- **Data records**
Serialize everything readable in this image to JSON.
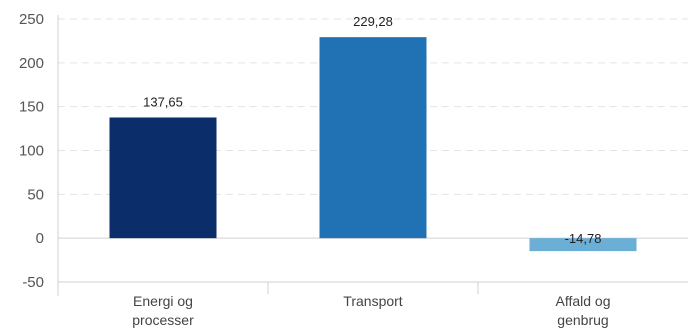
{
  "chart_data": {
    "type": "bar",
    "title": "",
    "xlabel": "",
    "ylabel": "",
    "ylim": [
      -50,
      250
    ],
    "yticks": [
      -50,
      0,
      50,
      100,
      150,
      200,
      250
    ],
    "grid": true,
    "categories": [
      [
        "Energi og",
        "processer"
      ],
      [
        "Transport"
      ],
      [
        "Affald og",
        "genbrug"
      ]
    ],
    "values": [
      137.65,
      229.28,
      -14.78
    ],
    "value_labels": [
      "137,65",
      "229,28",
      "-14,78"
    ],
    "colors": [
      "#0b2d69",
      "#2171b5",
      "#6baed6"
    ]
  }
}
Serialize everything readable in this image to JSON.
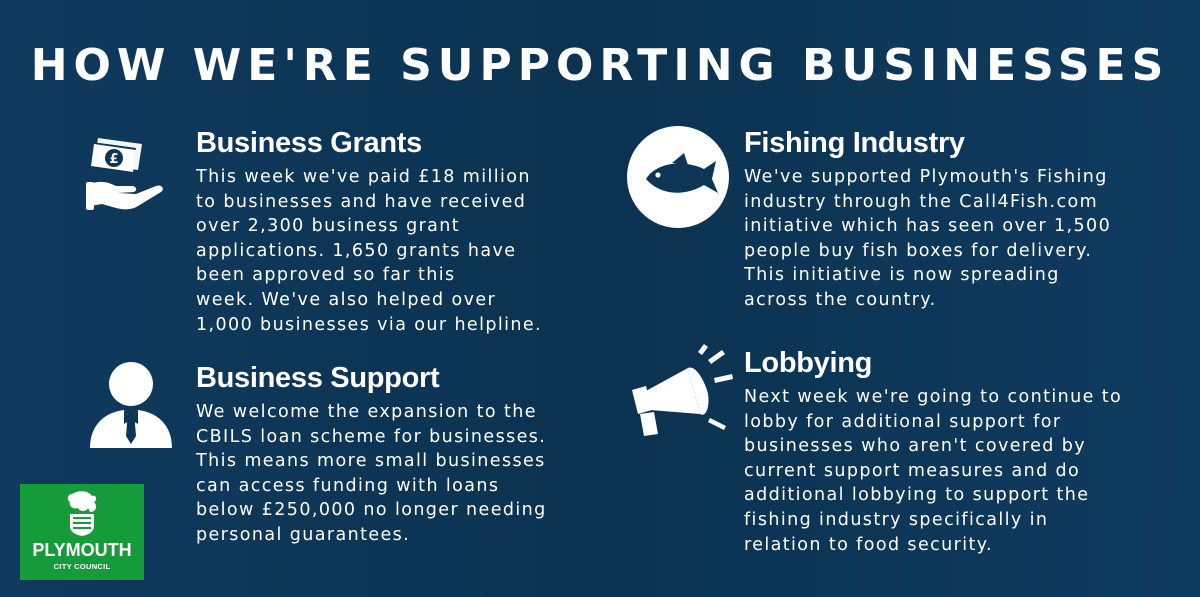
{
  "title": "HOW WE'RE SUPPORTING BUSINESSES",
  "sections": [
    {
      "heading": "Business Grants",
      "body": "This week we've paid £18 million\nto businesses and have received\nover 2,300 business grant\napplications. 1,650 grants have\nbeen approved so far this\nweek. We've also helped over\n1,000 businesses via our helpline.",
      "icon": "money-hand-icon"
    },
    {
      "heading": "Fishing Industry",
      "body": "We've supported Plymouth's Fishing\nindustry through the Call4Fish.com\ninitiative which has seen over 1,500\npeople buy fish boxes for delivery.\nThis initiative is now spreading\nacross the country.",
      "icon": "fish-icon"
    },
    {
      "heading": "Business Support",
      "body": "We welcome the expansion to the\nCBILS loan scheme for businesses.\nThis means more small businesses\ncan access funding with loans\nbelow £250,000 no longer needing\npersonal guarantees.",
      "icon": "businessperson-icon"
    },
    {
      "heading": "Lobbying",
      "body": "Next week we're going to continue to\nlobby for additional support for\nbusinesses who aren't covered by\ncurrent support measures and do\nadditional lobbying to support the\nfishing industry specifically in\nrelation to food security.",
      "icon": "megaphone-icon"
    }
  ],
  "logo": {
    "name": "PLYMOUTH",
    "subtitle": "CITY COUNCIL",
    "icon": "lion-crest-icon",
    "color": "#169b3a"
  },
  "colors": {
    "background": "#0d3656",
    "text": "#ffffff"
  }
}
--
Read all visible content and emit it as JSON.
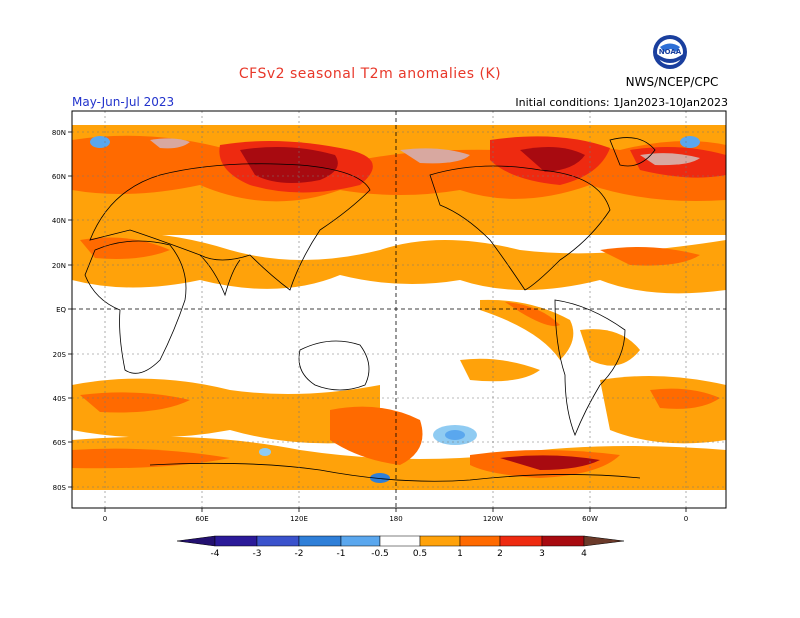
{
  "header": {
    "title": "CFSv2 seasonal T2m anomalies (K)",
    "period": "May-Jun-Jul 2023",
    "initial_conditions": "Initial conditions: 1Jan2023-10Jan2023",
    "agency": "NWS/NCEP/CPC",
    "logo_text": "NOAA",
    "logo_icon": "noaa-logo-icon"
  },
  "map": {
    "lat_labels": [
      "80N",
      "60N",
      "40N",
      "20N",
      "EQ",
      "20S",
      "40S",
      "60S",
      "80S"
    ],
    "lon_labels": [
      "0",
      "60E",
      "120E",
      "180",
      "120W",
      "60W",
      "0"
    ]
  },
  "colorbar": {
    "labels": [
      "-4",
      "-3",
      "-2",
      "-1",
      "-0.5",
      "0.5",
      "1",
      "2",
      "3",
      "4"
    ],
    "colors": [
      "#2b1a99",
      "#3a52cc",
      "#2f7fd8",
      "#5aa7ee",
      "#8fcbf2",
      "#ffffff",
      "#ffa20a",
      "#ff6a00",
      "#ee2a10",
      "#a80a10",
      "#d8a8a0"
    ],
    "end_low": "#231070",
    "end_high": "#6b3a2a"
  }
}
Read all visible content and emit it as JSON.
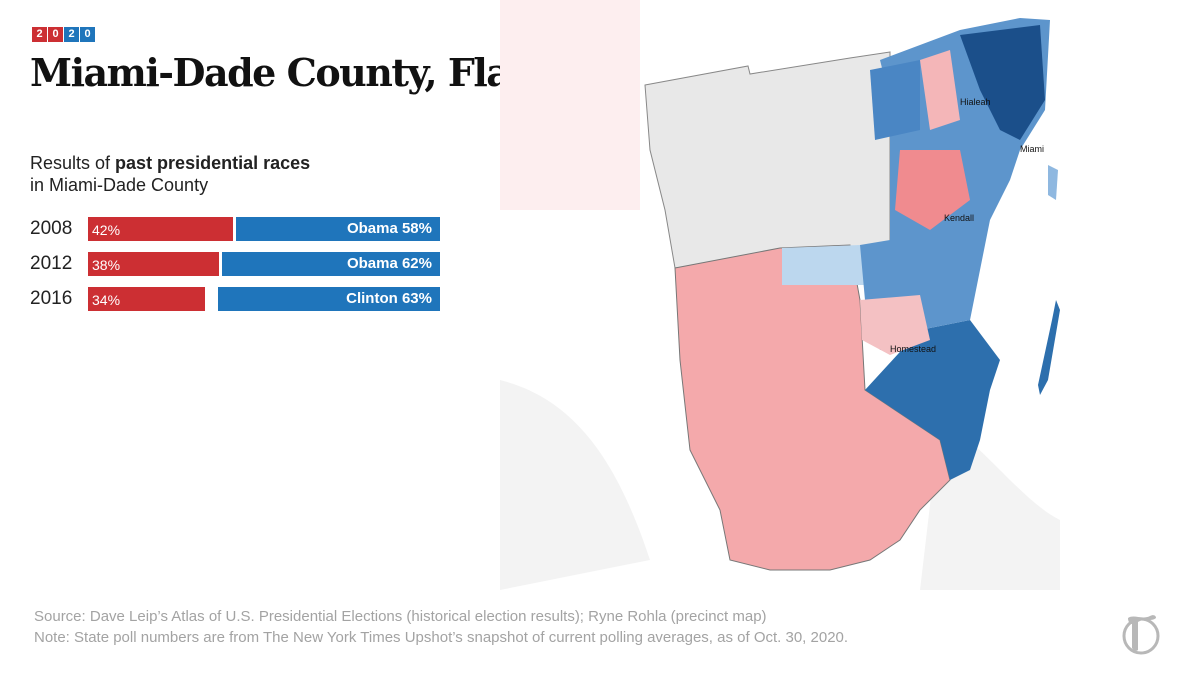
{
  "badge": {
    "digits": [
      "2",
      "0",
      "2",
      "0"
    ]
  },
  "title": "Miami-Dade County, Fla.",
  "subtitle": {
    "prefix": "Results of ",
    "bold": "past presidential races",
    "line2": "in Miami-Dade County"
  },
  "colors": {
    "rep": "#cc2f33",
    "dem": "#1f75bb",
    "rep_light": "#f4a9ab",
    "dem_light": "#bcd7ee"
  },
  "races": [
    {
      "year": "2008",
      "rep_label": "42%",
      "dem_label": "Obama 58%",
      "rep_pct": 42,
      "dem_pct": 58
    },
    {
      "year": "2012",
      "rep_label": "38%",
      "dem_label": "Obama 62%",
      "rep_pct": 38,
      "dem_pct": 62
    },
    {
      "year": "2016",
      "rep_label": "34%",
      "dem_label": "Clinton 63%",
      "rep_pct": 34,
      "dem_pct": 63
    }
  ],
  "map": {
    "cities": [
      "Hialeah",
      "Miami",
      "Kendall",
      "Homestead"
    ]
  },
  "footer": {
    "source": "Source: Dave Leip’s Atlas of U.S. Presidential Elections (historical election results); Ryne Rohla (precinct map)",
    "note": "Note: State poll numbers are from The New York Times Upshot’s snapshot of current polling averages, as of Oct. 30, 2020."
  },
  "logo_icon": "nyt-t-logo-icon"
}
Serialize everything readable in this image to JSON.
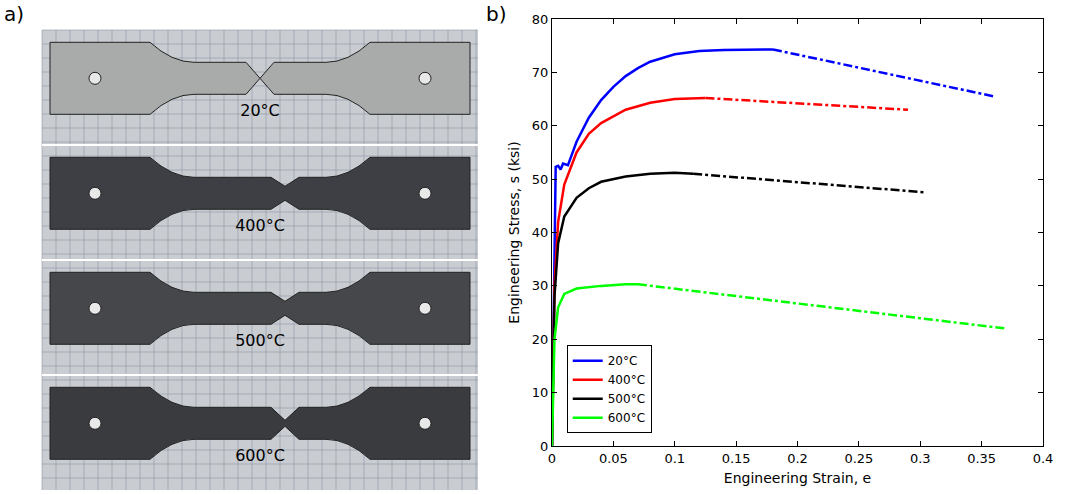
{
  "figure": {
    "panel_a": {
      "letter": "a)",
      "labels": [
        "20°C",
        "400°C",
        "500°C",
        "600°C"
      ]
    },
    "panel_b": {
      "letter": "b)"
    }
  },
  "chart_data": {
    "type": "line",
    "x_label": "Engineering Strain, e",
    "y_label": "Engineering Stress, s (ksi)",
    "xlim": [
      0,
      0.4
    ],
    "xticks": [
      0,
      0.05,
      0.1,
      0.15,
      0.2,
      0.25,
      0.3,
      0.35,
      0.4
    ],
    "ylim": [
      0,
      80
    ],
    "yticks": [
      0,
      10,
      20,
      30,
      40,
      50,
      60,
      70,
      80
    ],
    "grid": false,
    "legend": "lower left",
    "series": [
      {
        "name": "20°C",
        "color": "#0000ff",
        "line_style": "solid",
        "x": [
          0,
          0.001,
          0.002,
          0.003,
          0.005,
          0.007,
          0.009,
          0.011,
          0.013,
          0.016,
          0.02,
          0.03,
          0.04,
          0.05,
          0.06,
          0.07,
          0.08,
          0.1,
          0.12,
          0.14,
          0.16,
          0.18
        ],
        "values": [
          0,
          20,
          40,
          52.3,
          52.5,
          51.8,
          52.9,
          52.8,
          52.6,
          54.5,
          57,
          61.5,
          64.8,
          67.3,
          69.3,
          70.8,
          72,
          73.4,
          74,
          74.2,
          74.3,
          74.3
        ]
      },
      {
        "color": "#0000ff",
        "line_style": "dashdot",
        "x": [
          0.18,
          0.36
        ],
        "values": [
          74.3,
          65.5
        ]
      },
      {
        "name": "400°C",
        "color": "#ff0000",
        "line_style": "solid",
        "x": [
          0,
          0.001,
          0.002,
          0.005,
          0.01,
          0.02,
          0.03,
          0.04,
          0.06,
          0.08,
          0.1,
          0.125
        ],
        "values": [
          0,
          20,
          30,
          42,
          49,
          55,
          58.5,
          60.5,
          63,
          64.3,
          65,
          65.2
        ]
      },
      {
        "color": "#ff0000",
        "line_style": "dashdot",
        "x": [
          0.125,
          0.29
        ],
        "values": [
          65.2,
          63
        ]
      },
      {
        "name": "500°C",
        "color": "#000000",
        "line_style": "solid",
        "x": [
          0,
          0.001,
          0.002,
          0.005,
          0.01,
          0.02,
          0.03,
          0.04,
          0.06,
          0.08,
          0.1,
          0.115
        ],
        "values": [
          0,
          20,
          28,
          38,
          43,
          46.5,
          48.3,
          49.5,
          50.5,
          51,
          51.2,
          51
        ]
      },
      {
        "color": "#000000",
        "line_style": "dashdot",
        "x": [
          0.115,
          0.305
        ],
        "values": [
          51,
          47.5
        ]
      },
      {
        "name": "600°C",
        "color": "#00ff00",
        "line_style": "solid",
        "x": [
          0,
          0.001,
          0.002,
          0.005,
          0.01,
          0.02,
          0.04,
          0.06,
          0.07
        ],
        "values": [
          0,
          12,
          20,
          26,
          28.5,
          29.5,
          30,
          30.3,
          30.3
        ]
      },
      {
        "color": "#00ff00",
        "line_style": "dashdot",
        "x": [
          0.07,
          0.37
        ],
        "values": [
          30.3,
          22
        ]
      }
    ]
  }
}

- **Prompt**
Count how many lines contain "Dade" and give only that count.

- **Written response**
2